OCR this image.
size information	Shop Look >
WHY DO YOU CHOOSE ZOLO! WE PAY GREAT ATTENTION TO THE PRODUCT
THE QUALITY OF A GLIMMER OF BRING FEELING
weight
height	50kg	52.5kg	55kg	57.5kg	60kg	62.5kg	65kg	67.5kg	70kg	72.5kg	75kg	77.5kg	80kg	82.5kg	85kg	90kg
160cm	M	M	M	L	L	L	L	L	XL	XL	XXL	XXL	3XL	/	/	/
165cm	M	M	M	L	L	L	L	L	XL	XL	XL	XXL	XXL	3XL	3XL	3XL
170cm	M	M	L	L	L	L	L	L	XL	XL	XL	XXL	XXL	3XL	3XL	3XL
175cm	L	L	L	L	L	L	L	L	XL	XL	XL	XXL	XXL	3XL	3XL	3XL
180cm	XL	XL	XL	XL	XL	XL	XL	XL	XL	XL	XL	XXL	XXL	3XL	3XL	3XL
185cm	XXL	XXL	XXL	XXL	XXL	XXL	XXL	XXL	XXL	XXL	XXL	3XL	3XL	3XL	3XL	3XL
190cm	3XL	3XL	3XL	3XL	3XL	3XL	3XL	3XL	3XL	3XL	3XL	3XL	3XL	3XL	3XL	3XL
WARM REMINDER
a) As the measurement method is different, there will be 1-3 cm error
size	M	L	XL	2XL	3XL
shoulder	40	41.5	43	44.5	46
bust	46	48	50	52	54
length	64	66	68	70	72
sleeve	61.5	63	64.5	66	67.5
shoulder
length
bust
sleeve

□ □ □ □

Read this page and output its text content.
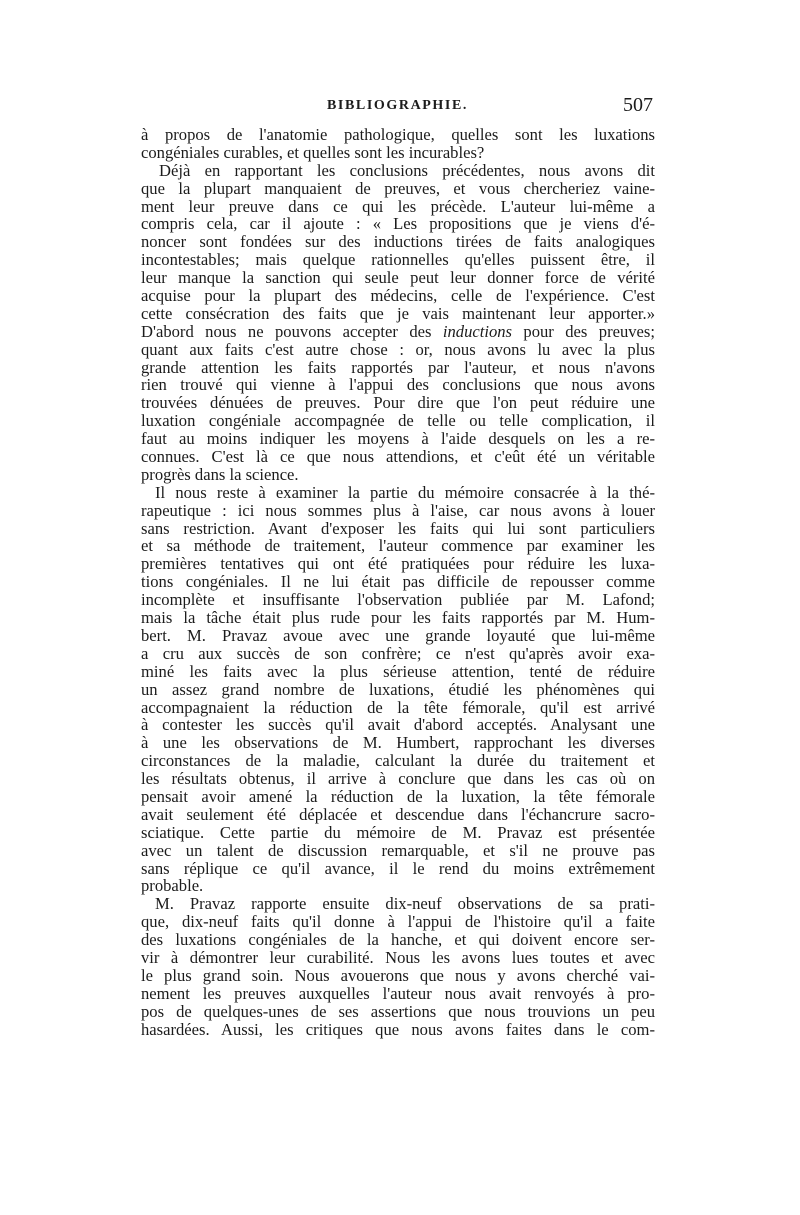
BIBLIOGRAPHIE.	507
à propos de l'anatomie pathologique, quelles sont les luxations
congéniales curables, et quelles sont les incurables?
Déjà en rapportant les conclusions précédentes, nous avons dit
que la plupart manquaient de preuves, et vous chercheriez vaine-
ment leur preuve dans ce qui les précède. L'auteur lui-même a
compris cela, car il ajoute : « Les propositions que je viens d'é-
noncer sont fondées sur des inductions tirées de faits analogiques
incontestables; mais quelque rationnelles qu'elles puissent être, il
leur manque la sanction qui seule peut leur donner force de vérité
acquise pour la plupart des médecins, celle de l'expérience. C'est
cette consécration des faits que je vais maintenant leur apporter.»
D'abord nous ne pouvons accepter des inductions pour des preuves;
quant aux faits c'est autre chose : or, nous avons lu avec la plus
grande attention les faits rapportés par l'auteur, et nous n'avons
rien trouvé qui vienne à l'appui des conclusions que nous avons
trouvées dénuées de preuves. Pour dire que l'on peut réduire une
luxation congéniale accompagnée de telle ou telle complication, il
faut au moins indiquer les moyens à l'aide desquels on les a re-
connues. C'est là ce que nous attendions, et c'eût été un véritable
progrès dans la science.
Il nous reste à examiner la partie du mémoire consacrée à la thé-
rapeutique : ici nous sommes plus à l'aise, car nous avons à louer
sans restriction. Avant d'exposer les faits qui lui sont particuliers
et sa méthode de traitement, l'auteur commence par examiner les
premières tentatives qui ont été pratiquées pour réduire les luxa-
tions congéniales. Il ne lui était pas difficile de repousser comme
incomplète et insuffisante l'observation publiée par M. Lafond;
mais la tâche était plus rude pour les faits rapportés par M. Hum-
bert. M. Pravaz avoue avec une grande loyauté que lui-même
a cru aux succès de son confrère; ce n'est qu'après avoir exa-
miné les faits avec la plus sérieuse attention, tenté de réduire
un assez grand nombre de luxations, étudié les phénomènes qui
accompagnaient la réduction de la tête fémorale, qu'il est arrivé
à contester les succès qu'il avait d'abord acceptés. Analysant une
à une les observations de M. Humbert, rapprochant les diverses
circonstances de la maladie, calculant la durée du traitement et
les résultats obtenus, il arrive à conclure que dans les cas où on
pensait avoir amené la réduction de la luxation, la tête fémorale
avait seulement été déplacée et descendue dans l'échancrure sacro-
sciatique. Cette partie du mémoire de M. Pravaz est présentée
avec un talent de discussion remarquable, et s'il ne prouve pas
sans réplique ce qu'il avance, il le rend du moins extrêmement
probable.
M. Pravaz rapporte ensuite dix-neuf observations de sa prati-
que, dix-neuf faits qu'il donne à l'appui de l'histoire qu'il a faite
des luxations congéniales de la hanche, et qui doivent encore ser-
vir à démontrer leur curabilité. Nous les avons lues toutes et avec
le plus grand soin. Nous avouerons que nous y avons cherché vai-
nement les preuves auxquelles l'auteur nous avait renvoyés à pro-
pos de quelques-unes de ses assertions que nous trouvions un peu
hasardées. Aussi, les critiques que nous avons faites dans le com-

□ □ □ □

[Exercise]
Show every line in the entries where the string "plus" occurs.

[Final result]
quant aux faits c'est autre chose : or, nous avons lu avec la plus
rapeutique : ici nous sommes plus à l'aise, car nous avons à louer
mais la tâche était plus rude pour les faits rapportés par M. Hum-
miné les faits avec la plus sérieuse attention, tenté de réduire
le plus grand soin. Nous avouerons que nous y avons cherché vai-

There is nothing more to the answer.